→ EXTRACTED DATA:
..............................

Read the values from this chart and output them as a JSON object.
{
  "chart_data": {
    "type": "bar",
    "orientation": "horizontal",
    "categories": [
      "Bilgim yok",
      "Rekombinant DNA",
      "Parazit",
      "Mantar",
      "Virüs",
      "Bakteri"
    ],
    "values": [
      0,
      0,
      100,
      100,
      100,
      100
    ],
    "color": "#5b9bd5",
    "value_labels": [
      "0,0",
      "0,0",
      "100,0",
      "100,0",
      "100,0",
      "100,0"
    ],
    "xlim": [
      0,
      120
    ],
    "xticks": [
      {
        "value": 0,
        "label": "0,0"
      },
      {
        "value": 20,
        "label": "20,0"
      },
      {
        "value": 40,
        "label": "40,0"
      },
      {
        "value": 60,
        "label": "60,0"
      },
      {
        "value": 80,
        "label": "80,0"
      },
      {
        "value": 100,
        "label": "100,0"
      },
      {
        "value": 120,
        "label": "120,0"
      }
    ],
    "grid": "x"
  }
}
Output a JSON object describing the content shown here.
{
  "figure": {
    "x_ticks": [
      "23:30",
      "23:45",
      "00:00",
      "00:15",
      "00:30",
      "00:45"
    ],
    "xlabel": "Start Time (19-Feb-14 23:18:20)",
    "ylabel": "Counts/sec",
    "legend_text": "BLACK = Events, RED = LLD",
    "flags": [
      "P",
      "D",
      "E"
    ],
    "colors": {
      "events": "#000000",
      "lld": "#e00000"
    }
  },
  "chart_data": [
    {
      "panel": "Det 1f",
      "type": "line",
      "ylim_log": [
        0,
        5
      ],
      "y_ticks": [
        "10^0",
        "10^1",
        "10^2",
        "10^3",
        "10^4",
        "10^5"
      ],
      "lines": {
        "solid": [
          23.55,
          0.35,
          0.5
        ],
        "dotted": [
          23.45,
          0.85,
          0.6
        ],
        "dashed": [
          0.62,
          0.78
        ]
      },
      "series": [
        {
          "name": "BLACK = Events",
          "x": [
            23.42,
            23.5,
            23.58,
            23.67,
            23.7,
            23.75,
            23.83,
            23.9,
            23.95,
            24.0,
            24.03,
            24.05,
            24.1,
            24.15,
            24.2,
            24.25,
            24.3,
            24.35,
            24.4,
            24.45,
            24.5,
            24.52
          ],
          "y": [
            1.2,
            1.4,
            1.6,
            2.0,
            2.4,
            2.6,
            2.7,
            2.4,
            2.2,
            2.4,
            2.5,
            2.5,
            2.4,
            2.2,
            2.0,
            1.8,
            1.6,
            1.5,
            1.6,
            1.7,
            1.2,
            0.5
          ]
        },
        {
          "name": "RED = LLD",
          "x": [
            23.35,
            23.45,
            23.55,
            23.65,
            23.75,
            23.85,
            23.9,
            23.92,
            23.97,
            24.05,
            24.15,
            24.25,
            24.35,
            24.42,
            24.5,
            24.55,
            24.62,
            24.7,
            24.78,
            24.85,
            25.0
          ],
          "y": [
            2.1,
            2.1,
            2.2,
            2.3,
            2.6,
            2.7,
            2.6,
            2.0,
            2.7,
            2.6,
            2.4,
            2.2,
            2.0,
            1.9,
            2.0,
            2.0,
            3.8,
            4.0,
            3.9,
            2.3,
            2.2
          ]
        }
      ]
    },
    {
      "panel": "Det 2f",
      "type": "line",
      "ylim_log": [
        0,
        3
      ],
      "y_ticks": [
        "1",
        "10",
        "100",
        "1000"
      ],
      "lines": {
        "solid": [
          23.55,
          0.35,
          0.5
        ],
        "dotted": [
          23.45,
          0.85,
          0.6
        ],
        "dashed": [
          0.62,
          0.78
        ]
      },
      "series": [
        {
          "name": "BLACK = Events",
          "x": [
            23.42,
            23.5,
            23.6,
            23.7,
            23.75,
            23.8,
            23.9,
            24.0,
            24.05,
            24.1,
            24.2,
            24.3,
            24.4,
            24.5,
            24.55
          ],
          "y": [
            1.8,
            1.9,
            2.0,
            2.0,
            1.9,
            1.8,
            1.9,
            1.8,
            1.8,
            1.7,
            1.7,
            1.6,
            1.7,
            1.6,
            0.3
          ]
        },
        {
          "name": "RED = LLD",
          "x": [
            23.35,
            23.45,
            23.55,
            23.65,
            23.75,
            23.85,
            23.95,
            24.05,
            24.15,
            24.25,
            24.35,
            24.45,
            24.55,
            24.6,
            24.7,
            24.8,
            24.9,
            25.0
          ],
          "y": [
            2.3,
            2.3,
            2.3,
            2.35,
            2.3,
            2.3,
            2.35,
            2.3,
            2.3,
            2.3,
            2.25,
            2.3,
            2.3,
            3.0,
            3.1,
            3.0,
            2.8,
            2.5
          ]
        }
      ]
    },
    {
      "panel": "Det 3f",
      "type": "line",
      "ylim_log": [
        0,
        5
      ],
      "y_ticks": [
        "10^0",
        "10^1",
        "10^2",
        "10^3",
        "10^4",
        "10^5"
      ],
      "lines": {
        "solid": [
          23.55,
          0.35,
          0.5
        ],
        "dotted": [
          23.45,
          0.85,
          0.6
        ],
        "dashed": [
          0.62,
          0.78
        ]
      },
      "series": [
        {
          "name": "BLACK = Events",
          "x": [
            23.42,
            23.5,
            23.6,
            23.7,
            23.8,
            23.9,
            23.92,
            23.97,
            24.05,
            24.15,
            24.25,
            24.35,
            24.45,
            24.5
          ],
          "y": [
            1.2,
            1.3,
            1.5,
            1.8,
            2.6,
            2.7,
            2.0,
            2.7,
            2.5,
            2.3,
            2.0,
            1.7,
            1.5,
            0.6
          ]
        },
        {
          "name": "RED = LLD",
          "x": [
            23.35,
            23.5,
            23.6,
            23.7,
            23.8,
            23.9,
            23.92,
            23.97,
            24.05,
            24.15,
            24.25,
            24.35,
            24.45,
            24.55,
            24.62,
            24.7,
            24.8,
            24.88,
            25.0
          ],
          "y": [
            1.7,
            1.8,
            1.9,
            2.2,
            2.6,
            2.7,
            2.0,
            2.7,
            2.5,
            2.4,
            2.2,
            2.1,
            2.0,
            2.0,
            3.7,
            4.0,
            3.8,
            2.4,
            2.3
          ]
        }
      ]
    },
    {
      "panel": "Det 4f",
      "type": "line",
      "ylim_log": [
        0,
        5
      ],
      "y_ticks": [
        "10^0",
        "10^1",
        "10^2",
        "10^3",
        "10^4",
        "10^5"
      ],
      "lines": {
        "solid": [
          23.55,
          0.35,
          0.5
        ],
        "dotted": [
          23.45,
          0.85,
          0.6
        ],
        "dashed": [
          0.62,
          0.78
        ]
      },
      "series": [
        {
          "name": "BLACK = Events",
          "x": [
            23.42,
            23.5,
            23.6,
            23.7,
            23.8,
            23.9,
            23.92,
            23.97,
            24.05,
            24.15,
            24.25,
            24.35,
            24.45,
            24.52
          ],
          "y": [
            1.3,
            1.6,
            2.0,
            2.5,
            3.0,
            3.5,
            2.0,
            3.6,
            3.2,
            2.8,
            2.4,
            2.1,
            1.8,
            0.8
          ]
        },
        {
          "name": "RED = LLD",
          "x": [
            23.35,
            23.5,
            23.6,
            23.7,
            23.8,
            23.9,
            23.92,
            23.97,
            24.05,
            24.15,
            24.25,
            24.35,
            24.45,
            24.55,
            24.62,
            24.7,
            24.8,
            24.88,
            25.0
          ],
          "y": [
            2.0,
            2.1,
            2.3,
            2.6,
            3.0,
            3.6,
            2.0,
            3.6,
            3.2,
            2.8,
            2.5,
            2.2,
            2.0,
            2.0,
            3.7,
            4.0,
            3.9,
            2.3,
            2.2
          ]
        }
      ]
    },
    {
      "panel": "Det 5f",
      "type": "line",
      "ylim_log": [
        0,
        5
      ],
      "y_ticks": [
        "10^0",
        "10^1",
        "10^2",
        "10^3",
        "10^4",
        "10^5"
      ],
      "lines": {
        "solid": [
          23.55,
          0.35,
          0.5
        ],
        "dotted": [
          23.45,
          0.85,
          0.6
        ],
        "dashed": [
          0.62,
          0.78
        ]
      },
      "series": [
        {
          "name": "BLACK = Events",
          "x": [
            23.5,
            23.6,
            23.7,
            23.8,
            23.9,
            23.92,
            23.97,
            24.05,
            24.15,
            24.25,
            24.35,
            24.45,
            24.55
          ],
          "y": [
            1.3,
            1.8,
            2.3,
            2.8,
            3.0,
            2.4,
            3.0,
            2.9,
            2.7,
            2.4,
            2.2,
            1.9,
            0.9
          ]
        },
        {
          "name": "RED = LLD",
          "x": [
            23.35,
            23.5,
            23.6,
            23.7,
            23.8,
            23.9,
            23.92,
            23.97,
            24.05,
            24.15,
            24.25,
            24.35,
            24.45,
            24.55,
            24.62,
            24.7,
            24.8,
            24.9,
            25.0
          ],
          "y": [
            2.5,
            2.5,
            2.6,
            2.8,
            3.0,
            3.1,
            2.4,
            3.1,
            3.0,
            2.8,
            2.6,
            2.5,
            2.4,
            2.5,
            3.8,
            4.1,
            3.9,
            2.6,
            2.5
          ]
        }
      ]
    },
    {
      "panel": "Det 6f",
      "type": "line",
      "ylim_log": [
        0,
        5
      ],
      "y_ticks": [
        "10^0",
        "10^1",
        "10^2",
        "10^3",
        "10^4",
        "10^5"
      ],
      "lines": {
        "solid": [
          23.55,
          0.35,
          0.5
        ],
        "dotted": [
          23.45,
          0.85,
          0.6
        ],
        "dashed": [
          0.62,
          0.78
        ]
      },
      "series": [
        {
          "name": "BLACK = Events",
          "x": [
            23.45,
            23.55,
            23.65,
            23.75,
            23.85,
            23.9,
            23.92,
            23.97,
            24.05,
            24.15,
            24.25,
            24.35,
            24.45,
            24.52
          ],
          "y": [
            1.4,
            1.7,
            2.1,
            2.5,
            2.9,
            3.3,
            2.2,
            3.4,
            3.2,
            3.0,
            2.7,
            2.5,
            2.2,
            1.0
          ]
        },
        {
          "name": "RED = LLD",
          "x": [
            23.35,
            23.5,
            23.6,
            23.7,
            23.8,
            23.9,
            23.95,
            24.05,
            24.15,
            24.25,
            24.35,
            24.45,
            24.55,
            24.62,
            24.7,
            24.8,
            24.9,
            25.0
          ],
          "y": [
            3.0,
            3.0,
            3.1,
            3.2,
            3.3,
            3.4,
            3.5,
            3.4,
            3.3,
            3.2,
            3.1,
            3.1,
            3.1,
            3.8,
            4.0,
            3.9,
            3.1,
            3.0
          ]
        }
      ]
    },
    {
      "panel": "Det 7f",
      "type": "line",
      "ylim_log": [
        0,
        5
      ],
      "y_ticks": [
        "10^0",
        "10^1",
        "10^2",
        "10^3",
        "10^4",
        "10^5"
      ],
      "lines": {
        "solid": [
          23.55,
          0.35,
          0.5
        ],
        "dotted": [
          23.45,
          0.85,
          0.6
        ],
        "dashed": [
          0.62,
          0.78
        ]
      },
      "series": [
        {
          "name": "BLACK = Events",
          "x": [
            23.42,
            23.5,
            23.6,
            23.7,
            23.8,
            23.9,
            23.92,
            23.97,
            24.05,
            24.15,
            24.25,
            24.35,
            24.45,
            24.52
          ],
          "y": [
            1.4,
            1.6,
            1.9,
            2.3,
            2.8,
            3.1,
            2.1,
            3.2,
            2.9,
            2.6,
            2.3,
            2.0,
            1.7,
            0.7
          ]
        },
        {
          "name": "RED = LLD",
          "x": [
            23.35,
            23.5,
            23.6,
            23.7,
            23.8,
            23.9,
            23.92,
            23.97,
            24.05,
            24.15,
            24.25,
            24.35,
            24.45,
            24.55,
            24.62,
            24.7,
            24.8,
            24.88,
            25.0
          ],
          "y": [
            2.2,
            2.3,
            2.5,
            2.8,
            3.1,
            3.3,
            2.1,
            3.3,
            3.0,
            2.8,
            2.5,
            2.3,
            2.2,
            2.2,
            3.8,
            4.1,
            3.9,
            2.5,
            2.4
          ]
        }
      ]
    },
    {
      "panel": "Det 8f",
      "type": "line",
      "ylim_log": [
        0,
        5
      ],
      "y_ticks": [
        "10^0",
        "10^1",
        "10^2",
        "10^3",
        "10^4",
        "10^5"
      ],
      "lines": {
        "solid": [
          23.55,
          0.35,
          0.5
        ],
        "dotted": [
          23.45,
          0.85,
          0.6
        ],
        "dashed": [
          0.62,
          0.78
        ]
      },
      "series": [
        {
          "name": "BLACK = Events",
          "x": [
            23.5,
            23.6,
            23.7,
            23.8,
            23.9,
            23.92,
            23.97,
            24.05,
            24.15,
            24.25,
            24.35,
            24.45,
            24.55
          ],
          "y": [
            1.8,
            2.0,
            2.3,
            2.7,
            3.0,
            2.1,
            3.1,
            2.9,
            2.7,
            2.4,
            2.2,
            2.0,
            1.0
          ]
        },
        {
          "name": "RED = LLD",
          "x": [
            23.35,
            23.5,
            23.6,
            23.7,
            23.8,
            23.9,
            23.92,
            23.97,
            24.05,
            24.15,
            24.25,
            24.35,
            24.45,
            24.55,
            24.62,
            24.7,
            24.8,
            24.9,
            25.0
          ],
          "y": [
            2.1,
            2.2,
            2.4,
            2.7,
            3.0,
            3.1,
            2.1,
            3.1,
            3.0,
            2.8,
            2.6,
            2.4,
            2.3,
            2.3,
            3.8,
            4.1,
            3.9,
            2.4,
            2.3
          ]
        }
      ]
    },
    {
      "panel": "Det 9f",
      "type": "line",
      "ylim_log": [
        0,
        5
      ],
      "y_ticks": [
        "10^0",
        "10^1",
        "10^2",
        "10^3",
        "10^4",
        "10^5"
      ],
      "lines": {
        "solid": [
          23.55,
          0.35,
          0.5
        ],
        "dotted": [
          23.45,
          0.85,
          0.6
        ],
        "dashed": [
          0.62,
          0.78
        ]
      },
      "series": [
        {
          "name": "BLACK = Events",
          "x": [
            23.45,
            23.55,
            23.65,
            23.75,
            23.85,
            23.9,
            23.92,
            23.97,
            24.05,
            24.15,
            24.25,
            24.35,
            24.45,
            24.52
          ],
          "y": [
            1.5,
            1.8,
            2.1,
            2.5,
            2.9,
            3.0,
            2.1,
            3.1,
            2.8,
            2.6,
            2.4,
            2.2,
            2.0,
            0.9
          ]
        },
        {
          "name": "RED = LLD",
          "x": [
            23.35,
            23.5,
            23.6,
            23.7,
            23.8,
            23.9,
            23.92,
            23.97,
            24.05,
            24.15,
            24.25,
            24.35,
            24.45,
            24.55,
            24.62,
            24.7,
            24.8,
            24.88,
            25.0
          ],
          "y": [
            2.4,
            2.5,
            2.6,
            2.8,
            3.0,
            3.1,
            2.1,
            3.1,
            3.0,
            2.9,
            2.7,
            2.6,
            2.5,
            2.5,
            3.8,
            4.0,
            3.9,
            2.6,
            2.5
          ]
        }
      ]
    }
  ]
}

..............................

Using the records above, copy every line that has the word "JSON" in it.

→ EXERCISE RESULT:
Read the values from this chart and output them as a JSON object.
Output a JSON object describing the content shown here.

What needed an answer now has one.